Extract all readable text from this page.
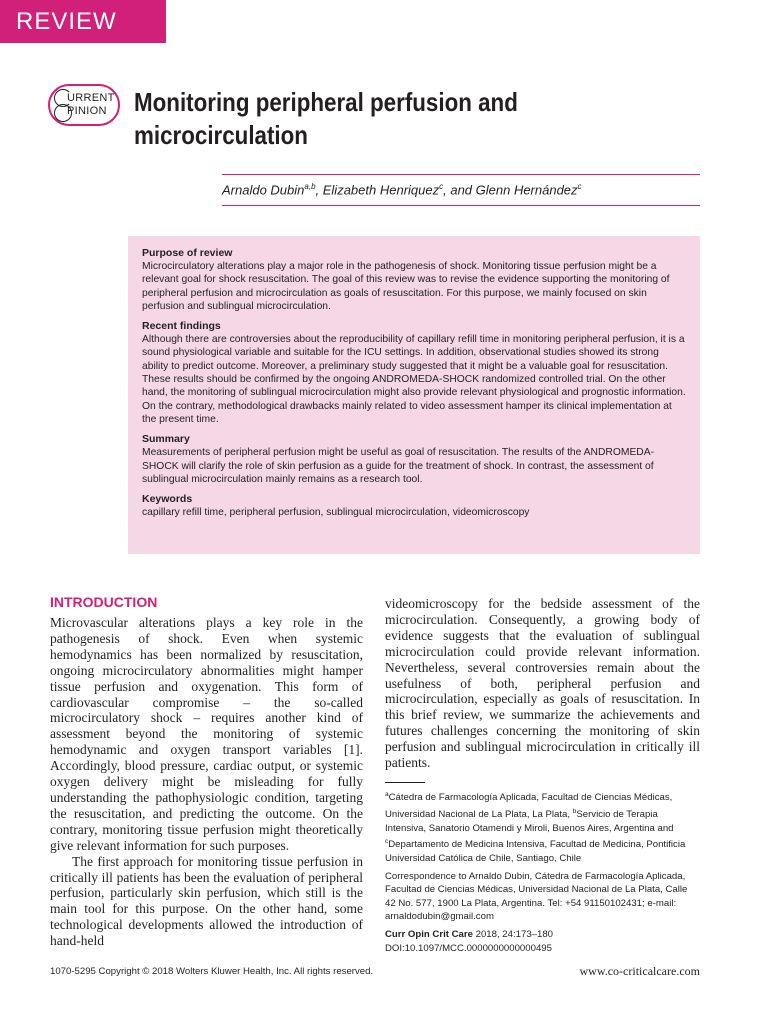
REVIEW
URRENT
PINION Monitoring peripheral perfusion and microcirculation
Arnaldo Dubin$^{a,b}$, Elizabeth Henriquez$^c$, and Glenn Hernández$^c$
Purpose of review

Microcirculatory alterations play a major role in the pathogenesis of shock. Monitoring tissue perfusion might be a relevant goal for shock resuscitation. The goal of this review was to revise the evidence supporting the monitoring of peripheral perfusion and microcirculation as goals of resuscitation. For this purpose, we mainly focused on skin perfusion and sublingual microcirculation.

Recent findings

Although there are controversies about the reproducibility of capillary refill time in monitoring peripheral perfusion, it is a sound physiological variable and suitable for the ICU settings. In addition, observational studies showed its strong ability to predict outcome. Moreover, a preliminary study suggested that it might be a valuable goal for resuscitation. These results should be confirmed by the ongoing ANDROMEDA-SHOCK randomized controlled trial. On the other hand, the monitoring of sublingual microcirculation might also provide relevant physiological and prognostic information. On the contrary, methodological drawbacks mainly related to video assessment hamper its clinical implementation at the present time.

Summary

Measurements of peripheral perfusion might be useful as goal of resuscitation. The results of the ANDROMEDA-SHOCK will clarify the role of skin perfusion as a guide for the treatment of shock. In contrast, the assessment of sublingual microcirculation mainly remains as a research tool.

Keywords

capillary refill time, peripheral perfusion, sublingual microcirculation, videomicroscopy

INTRODUCTION

Microvascular alterations plays a key role in the pathogenesis of shock. Even when systemic hemodynamics has been normalized by resuscitation, ongoing microcirculatory abnormalities might hamper tissue perfusion and oxygenation. This form of cardiovascular compromise – the so-called microcirculatory shock – requires another kind of assessment beyond the monitoring of systemic hemodynamic and oxygen transport variables [1]. Accordingly, blood pressure, cardiac output, or systemic oxygen delivery might be misleading for fully understanding the pathophysiologic condition, targeting the resuscitation, and predicting the outcome. On the contrary, monitoring tissue perfusion might theoretically give relevant information for such purposes.

The first approach for monitoring tissue perfusion in critically ill patients has been the evaluation of peripheral perfusion, particularly skin perfusion, which still is the main tool for this purpose. On the other hand, some technological developments allowed the introduction of hand-held

videomicroscopy for the bedside assessment of the microcirculation. Consequently, a growing body of evidence suggests that the evaluation of sublingual microcirculation could provide relevant information. Nevertheless, several controversies remain about the usefulness of both, peripheral perfusion and microcirculation, especially as goals of resuscitation. In this brief review, we summarize the achievements and futures challenges concerning the monitoring of skin perfusion and sublingual microcirculation in critically ill patients.

$^a$Cátedra de Farmacología Aplicada, Facultad de Ciencias Médicas, Universidad Nacional de La Plata, La Plata, $^b$Servicio de Terapia Intensiva, Sanatorio Otamendi y Miroli, Buenos Aires, Argentina and $^c$Departamento de Medicina Intensiva, Facultad de Medicina, Pontificia Universidad Católica de Chile, Santiago, Chile

Correspondence to Arnaldo Dubin, Cátedra de Farmacología Aplicada, Facultad de Ciencias Médicas, Universidad Nacional de La Plata, Calle 42 No. 577, 1900 La Plata, Argentina. Tel: +54 91150102431; e-mail: arnaldodubin@gmail.com

Curr Opin Crit Care 2018, 24:173–180

DOI:10.1097/MCC.0000000000000495

1070-5295 Copyright © 2018 Wolters Kluwer Health, Inc. All rights reserved.	www.co-criticalcare.com
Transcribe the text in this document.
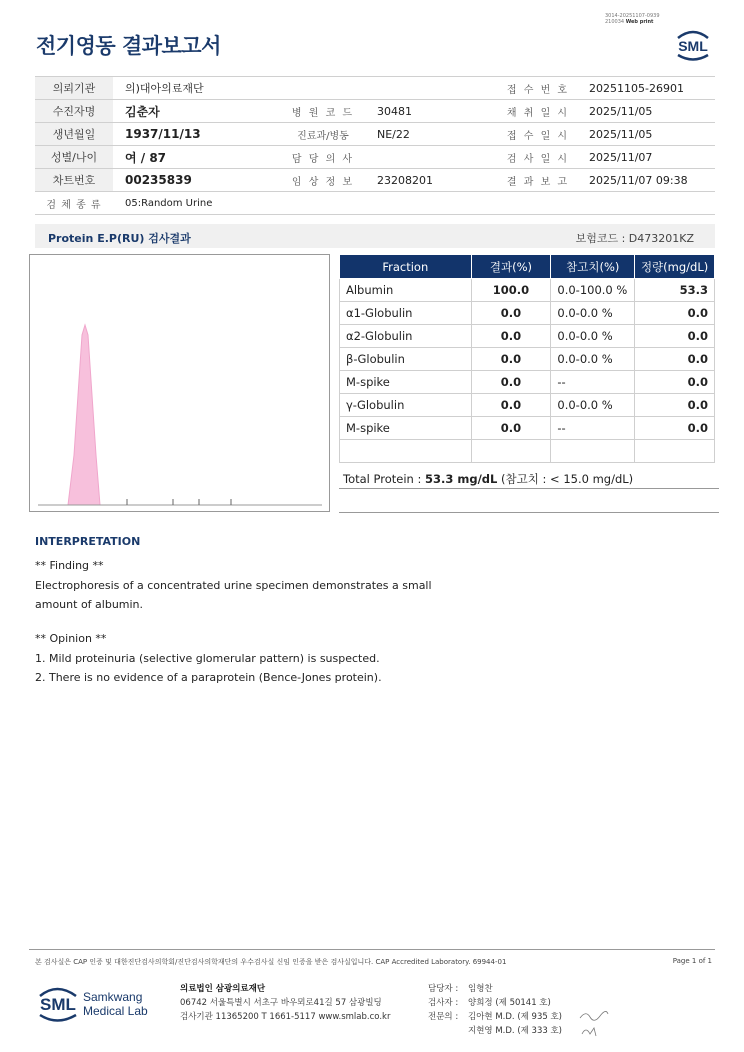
3014-20251107-0939
210034 Web print
전기영동 결과보고서	SML
의뢰기관	의)대아의료재단			접 수 번 호	20251105-26901
수진자명	김춘자	병 원 코 드	30481	채 취 일 시	2025/11/05
생년월일	1937/11/13	진료과/병동	NE/22	접 수 일 시	2025/11/05
성별/나이	여 / 87	담 당 의 사		검 사 일 시	2025/11/07
차트번호	00235839	임 상 정 보	23208201	결 과 보 고	2025/11/07 09:38
검 체 종 류	05:Random Urine				
Protein E.P(RU) 검사결과	보험코드 : D473201KZ
Fraction	결과(%)	참고치(%)	정량(mg/dL)
Albumin	100.0	0.0-100.0 %	53.3
α1-Globulin	0.0	0.0-0.0 %	0.0
α2-Globulin	0.0	0.0-0.0 %	0.0
β-Globulin	0.0	0.0-0.0 %	0.0
M-spike	0.0	--	0.0
γ-Globulin	0.0	0.0-0.0 %	0.0
M-spike	0.0	--	0.0

Total Protein : 53.3 mg/dL (참고치 : < 15.0 mg/dL)
INTERPRETATION
** Finding **
Electrophoresis of a concentrated urine specimen demonstrates a small
amount of albumin.
** Opinion **
1. Mild proteinuria (selective glomerular pattern) is suspected.
2. There is no evidence of a paraprotein (Bence-Jones protein).
본 검사실은 CAP 인증 및 대한진단검사의학회/진단검사의학재단의 우수검사실 신임 인증을 받은 검사실입니다. CAP Accredited Laboratory. 69944-01	Page 1 of 1
SML Samkwang
Medical Lab
의료법인 삼광의료재단
06742 서울특별시 서초구 바우뫼로41길 57 삼광빌딩
검사기관 11365200 T 1661-5117 www.smlab.co.kr
담당자 : 임형찬
검사자 : 양희정 (제 50141 호)
전문의 : 김아현 M.D. (제 935 호)
지현영 M.D. (제 333 호)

=-=-=

§ TASK
Now copy each line of the entries that mentions "videomicroscopy".

§ WRITTEN SOLUTION
capillary refill time, peripheral perfusion, sublingual microcirculation, videomicroscopy
videomicroscopy for the bedside assessment of the microcirculation. Consequently, a growing body of evidence suggests that the evaluation of sublingual microcirculation could provide relevant information. Nevertheless, several controversies remain about the usefulness of both, peripheral perfusion and microcirculation, especially as goals of resuscitation. In this brief review, we summarize the achievements and futures challenges concerning the monitoring of skin perfusion and sublingual microcirculation in critically ill patients.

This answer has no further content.